Written instruction - Show every line in the entries below where the word "Lumens" appears.

....

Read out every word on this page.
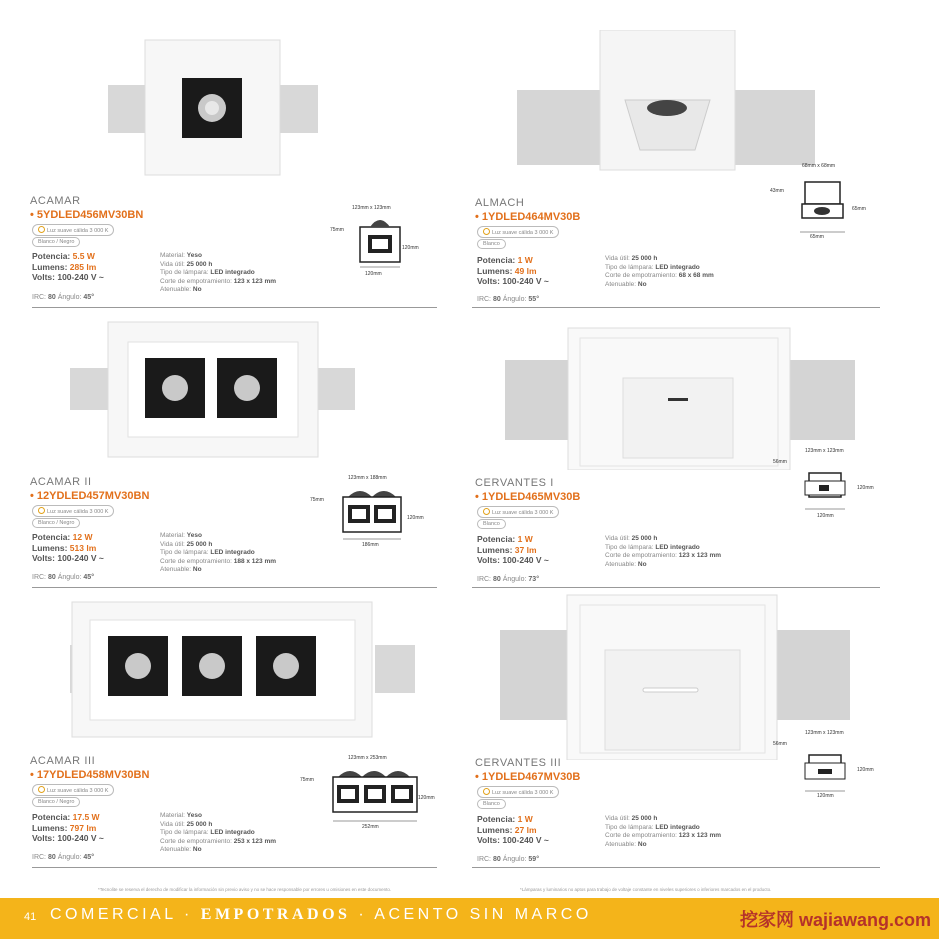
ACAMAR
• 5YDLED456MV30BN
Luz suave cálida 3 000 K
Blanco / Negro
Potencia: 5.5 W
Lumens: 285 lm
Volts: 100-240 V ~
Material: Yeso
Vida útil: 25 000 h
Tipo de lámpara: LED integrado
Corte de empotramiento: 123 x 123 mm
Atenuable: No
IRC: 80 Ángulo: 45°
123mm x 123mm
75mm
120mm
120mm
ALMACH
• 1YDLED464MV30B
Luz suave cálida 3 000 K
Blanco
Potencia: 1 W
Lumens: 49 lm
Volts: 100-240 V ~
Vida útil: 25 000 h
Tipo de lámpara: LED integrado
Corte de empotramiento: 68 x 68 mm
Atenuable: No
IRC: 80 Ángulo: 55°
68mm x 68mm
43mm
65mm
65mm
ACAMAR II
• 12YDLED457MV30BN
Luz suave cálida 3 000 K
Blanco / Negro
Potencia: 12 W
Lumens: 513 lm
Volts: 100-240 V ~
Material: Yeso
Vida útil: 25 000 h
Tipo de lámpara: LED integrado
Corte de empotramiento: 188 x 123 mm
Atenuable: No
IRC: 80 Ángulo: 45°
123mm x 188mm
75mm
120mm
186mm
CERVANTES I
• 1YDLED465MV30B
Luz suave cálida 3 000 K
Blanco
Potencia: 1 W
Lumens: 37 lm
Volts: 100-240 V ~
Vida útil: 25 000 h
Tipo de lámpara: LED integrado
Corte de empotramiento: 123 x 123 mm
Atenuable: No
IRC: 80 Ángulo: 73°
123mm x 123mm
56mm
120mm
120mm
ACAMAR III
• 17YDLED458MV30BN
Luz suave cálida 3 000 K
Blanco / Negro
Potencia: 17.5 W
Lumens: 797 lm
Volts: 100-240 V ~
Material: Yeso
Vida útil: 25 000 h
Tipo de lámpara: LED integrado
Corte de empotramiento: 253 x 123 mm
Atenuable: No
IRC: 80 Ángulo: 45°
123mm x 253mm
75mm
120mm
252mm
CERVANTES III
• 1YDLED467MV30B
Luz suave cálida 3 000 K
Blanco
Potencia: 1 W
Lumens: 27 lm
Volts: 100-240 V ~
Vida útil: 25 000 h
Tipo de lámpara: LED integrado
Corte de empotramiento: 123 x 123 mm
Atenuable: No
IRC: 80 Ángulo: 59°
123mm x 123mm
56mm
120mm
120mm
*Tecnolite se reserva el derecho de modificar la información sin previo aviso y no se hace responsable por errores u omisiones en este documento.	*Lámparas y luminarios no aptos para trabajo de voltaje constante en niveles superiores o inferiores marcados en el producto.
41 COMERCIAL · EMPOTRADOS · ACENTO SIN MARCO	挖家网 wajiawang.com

....

Written reply -
Lumens: 285 lm
Lumens: 49 lm
Lumens: 513 lm
Lumens: 37 lm
Lumens: 797 lm
Lumens: 27 lm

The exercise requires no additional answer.